Task description: Go through the lines below. Copy those with "گواهینامه".

Dataset records:

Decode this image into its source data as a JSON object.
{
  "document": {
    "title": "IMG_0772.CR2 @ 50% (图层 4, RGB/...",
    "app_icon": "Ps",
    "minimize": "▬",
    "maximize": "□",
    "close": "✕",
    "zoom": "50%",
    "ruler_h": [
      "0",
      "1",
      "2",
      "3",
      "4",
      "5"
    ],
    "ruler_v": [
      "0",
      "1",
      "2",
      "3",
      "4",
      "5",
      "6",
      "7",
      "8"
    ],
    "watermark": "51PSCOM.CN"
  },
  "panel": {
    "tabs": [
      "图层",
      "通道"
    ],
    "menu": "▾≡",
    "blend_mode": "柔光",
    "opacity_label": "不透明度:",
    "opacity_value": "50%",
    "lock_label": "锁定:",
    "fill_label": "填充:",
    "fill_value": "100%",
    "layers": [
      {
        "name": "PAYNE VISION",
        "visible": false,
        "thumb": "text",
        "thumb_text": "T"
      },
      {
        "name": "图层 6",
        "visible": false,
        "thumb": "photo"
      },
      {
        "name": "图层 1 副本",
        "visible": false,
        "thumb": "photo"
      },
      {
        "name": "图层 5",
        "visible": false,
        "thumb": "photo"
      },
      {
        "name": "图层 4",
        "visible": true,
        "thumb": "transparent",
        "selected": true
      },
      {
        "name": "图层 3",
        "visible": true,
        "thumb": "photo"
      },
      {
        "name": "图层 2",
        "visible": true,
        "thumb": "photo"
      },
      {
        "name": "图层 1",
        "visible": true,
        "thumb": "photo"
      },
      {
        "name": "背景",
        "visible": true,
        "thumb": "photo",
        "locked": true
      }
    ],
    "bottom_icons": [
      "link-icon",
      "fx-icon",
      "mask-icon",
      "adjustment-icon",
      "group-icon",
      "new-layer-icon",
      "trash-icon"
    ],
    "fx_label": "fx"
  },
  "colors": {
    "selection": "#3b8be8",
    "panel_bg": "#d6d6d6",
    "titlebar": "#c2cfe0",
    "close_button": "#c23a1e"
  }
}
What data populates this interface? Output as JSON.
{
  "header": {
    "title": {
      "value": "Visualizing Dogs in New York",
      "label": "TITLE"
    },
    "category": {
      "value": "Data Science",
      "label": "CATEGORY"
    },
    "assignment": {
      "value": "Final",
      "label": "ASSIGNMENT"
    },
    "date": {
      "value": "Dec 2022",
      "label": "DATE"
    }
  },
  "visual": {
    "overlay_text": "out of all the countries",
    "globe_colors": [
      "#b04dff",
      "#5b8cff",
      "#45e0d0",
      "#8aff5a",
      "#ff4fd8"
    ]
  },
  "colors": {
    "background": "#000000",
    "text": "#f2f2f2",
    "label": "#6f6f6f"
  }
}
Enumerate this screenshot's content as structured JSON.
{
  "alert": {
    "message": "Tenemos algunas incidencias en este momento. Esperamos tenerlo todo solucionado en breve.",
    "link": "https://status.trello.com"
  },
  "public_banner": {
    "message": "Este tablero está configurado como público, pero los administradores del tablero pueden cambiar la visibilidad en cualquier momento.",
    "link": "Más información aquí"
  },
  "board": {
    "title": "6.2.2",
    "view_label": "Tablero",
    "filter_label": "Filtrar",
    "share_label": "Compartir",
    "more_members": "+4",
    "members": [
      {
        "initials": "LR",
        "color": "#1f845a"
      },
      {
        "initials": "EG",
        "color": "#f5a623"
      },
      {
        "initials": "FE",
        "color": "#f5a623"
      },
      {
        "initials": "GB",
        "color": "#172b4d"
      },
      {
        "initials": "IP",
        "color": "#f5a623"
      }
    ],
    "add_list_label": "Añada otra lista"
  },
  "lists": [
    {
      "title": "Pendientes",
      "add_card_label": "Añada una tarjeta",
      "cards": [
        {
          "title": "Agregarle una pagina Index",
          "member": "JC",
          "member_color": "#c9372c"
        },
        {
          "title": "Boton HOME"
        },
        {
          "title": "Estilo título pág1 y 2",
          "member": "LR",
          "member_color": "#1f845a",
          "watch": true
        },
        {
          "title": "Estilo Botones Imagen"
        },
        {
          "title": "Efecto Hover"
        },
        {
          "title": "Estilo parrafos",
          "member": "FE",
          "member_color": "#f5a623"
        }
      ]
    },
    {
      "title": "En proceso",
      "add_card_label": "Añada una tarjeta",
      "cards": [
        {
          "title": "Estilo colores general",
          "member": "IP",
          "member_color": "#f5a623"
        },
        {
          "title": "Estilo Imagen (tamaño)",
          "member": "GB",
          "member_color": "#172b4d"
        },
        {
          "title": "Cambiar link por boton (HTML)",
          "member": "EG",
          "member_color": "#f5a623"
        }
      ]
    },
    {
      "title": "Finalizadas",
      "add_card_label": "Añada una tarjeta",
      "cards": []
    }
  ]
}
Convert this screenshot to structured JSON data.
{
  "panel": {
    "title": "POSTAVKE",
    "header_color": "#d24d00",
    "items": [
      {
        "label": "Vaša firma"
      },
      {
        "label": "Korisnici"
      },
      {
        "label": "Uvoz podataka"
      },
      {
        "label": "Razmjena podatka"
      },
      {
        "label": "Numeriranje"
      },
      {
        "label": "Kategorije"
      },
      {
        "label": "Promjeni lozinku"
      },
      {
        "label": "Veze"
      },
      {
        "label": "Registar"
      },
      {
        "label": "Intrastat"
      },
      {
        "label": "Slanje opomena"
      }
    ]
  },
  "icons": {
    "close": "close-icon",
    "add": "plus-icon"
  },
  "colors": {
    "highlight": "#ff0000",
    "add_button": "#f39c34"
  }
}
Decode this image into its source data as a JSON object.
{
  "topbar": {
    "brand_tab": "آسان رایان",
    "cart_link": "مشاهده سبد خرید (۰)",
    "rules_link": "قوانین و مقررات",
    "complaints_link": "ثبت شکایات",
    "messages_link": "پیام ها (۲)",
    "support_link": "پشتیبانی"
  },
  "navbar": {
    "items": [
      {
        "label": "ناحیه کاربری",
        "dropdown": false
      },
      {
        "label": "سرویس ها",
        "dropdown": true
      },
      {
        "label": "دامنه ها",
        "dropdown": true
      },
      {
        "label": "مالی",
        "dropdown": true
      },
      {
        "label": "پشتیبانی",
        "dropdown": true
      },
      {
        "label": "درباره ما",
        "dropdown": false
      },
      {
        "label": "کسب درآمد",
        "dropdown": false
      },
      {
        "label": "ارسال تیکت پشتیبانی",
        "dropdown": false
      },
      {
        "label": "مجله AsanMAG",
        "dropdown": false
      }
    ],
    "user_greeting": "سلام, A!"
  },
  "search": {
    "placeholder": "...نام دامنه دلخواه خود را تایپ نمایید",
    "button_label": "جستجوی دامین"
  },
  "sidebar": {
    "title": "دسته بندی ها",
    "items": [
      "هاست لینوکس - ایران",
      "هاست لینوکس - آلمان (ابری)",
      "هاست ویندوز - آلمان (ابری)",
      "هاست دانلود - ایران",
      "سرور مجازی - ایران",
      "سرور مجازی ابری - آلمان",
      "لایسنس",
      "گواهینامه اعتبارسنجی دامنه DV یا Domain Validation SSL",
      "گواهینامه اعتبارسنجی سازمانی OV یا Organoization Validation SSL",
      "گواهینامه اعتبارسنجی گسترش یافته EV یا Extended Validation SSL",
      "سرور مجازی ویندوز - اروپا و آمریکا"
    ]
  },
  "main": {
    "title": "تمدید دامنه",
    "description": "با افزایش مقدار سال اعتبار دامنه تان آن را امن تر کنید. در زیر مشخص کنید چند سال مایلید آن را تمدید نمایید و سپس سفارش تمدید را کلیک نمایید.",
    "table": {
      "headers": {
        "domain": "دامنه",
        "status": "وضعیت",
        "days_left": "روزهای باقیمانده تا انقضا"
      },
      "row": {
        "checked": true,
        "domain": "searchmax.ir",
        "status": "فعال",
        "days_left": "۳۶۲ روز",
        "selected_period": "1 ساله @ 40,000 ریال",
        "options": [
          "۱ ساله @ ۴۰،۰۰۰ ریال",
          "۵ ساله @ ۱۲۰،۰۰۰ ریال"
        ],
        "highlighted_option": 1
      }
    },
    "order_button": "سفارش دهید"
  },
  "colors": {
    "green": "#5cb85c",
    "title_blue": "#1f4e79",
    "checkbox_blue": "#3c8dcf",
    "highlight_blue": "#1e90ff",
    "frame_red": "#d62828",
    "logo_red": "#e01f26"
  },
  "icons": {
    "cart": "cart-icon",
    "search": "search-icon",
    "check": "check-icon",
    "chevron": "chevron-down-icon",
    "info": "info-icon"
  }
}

Answer for the task:
      "گواهینامه اعتبارسنجی دامنه DV یا Domain Validation SSL",
      "گواهینامه اعتبارسنجی سازمانی OV یا Organoization Validation SSL",
      "گواهینامه اعتبارسنجی گسترش یافته EV یا Extended Validation SSL",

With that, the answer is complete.